Provided information
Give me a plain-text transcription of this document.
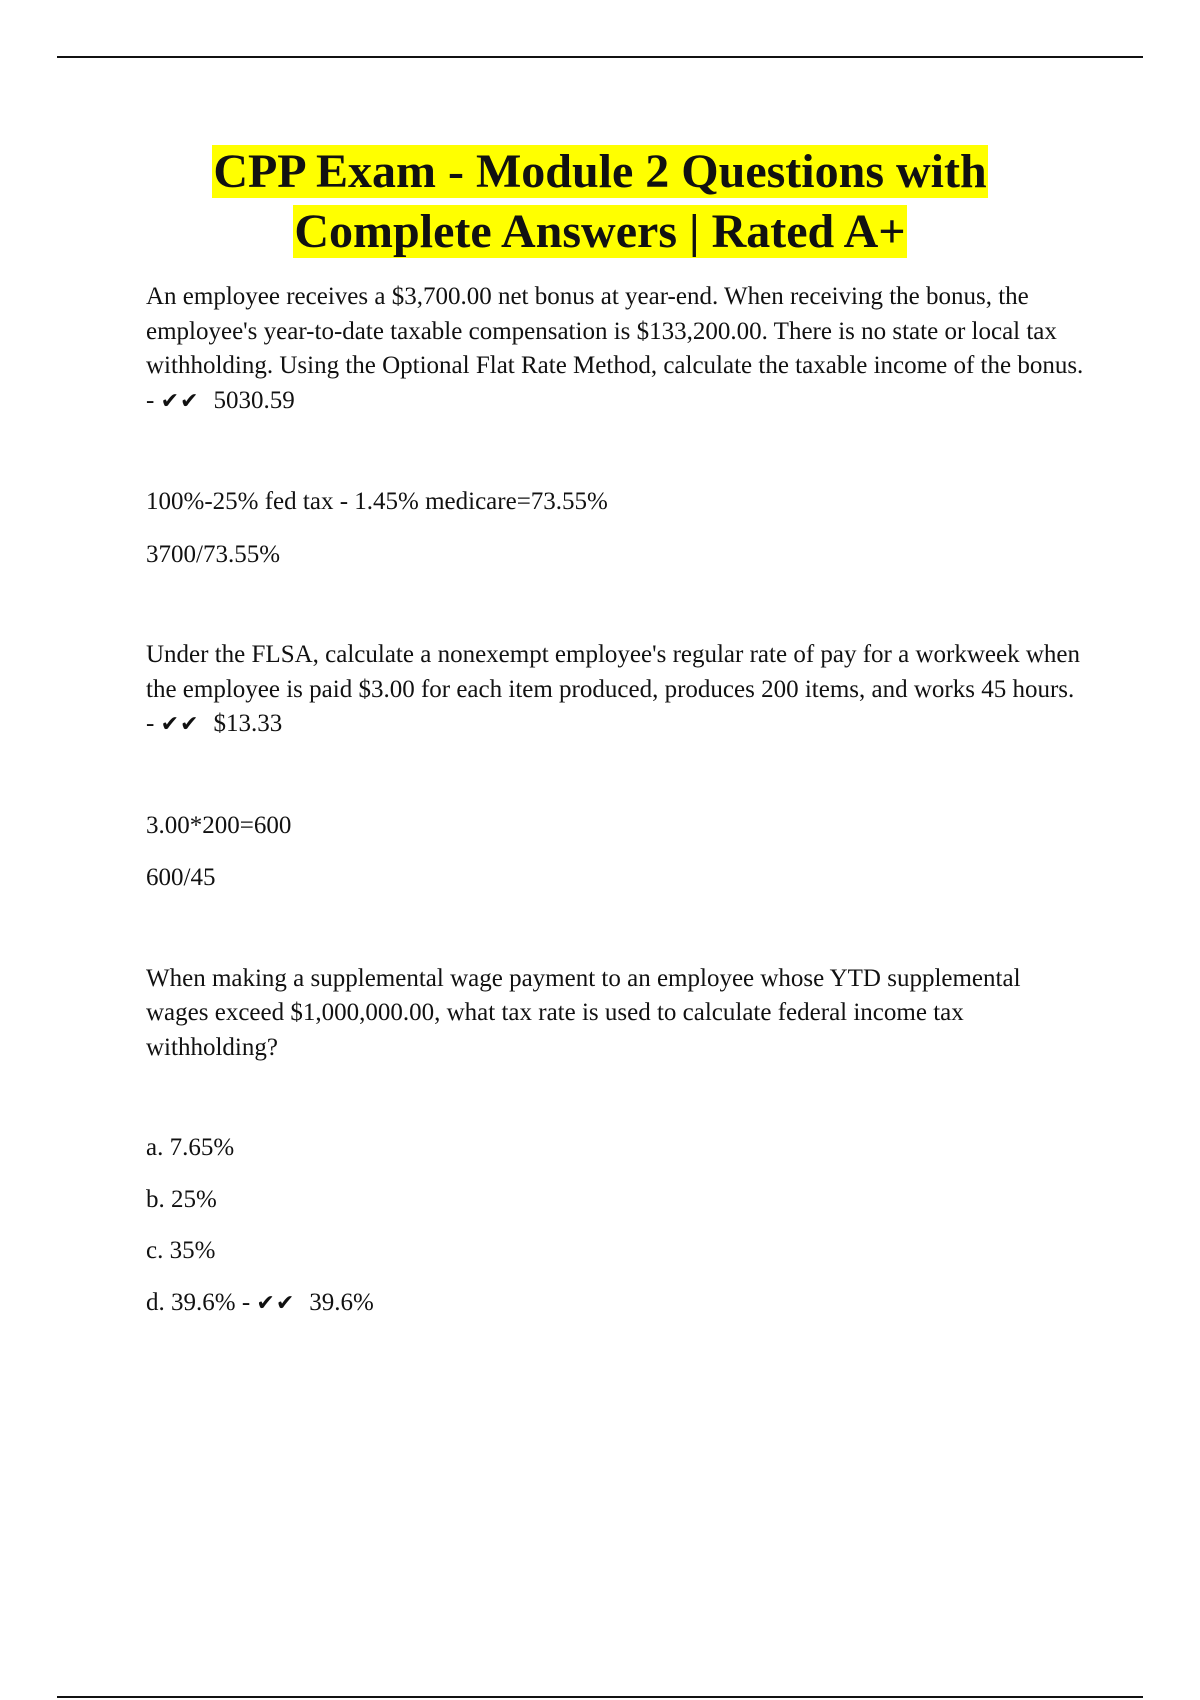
CPP Exam - Module 2 Questions with
Complete Answers | Rated A+

An employee receives a $3,700.00 net bonus at year-end. When receiving the bonus, the employee's year-to-date taxable compensation is $133,200.00. There is no state or local tax withholding. Using the Optional Flat Rate Method, calculate the taxable income of the bonus. - ✔✔ 5030.59

100%-25% fed tax - 1.45% medicare=73.55%

3700/73.55%

Under the FLSA, calculate a nonexempt employee's regular rate of pay for a workweek when the employee is paid $3.00 for each item produced, produces 200 items, and works 45 hours. - ✔✔ $13.33

3.00*200=600

600/45

When making a supplemental wage payment to an employee whose YTD supplemental wages exceed $1,000,000.00, what tax rate is used to calculate federal income tax withholding?

a. 7.65%

b. 25%

c. 35%

d. 39.6% - ✔✔ 39.6%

Short task
Give back every line exactly as it stands, pictures excluded.

Output of the exercise
Give me a plain-text transcription of this document.
CPP Exam - Module 2 Questions with
Complete Answers | Rated A+

An employee receives a $3,700.00 net bonus at year-end. When receiving the bonus, the employee's year-to-date taxable compensation is $133,200.00. There is no state or local tax withholding. Using the Optional Flat Rate Method, calculate the taxable income of the bonus. - ✔✔ 5030.59

100%-25% fed tax - 1.45% medicare=73.55%

3700/73.55%

Under the FLSA, calculate a nonexempt employee's regular rate of pay for a workweek when the employee is paid $3.00 for each item produced, produces 200 items, and works 45 hours. - ✔✔ $13.33

3.00*200=600

600/45

When making a supplemental wage payment to an employee whose YTD supplemental wages exceed $1,000,000.00, what tax rate is used to calculate federal income tax withholding?

a. 7.65%

b. 25%

c. 35%

d. 39.6% - ✔✔ 39.6%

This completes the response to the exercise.